[start Supplied records]

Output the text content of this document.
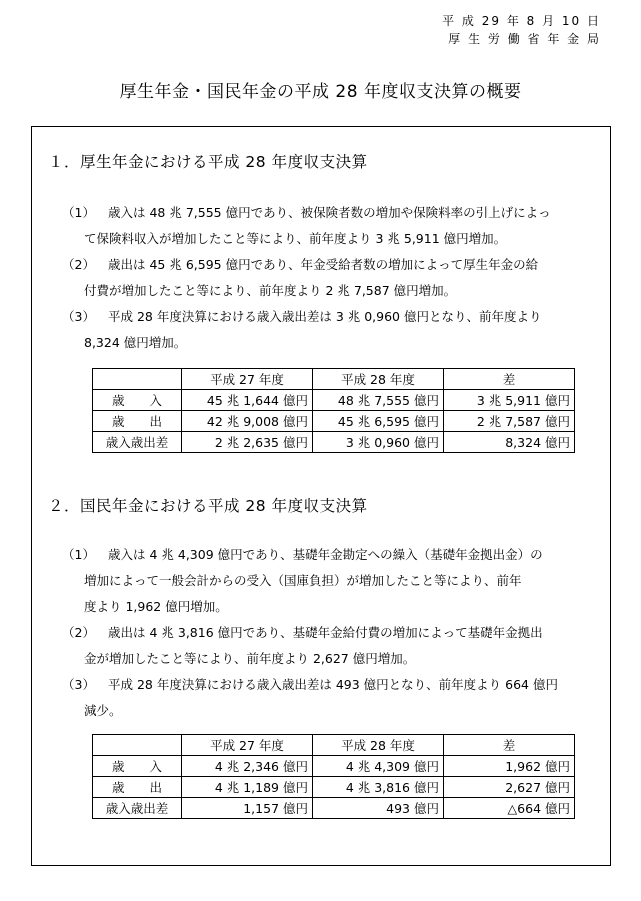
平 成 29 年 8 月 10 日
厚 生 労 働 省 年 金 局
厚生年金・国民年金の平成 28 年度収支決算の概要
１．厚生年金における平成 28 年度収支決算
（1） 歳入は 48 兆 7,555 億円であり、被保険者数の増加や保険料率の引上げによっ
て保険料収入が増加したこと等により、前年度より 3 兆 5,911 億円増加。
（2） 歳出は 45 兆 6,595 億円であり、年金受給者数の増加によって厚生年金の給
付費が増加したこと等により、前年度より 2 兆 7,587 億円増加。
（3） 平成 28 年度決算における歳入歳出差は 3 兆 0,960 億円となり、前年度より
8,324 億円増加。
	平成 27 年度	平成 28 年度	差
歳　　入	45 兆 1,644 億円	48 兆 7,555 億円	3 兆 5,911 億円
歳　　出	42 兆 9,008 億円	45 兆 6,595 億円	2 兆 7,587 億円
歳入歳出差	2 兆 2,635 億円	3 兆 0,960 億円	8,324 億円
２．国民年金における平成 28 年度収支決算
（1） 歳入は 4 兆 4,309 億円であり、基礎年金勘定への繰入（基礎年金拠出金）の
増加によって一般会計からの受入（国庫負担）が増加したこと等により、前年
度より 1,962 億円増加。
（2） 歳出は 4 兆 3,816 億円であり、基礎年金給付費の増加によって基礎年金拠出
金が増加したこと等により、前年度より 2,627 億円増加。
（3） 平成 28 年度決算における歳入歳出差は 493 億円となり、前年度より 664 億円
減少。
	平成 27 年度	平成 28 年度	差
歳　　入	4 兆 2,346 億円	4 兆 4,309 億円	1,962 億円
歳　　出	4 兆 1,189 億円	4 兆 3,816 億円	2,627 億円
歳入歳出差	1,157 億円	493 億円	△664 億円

[end Supplied records]
[start Supplied records]

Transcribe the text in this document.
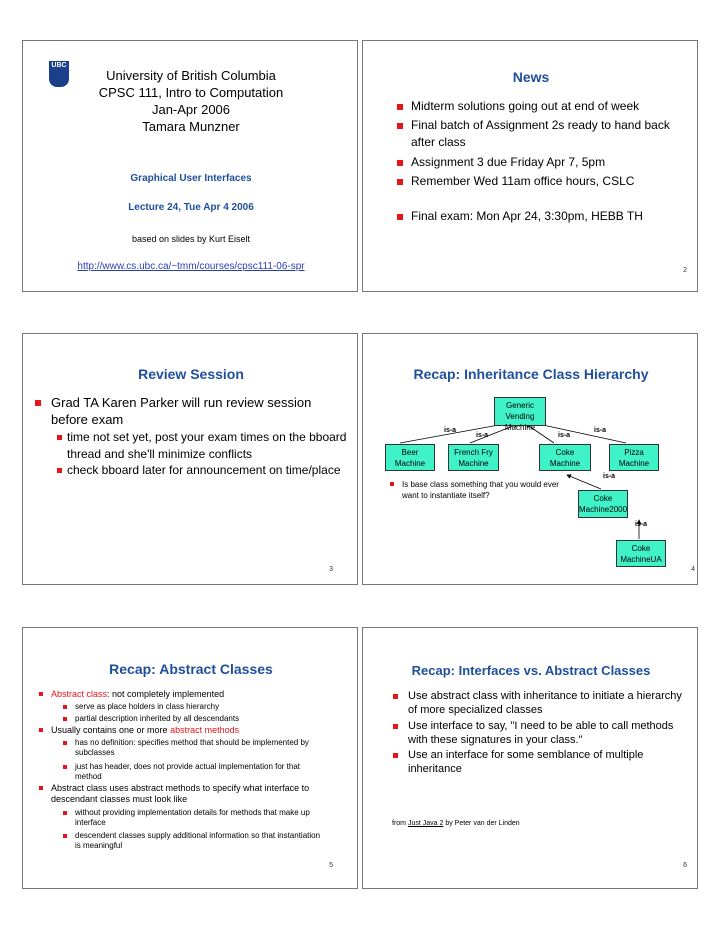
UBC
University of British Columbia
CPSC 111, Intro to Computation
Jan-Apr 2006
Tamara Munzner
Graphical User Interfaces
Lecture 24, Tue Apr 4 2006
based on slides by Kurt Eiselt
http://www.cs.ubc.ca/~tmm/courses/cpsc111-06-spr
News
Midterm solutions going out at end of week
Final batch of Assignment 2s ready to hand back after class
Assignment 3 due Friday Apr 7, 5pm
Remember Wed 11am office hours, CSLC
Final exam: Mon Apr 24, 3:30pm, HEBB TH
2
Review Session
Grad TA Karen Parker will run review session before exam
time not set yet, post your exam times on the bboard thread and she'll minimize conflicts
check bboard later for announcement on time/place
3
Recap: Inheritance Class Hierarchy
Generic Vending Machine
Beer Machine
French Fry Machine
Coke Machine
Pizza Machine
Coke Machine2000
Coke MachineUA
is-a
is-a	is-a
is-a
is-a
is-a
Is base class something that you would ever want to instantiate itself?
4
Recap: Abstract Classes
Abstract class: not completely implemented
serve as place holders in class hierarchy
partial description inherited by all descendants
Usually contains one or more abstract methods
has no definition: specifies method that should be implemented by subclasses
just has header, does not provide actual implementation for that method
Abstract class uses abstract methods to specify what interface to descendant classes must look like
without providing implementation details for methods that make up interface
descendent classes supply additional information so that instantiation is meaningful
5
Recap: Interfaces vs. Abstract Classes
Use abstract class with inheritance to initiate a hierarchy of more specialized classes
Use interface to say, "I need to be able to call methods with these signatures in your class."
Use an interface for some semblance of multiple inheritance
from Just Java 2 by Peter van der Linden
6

[end Supplied records]
[start Supplied records]

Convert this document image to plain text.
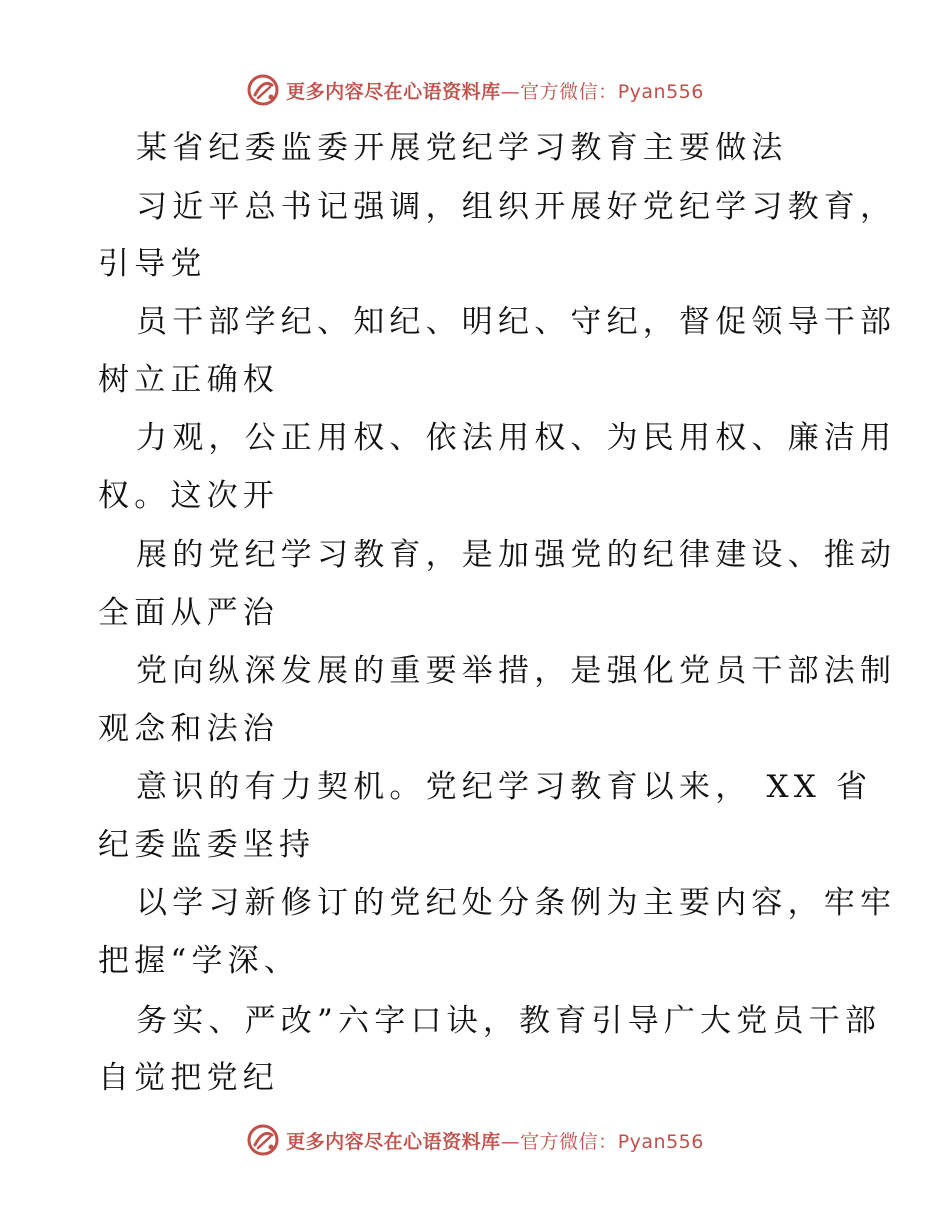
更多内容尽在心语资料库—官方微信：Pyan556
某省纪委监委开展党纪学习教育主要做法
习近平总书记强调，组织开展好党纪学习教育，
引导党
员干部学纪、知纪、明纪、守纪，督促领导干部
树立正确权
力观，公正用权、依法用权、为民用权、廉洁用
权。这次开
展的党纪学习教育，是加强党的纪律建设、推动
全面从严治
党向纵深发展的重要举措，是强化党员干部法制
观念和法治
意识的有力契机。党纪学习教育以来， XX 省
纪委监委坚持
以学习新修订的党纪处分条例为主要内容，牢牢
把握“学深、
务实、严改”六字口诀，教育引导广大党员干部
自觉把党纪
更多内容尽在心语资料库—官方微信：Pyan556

[end Supplied records]

▶ [Task objective] Look through the entries and return every line where "that" appears.

▶ [Output for this task]
Is base class something that you would ever want to instantiate itself?
has no definition: specifies method that should be implemented by subclasses
just has header, does not provide actual implementation for that method
without providing implementation details for methods that make up interface
descendent classes supply additional information so that instantiation is meaningful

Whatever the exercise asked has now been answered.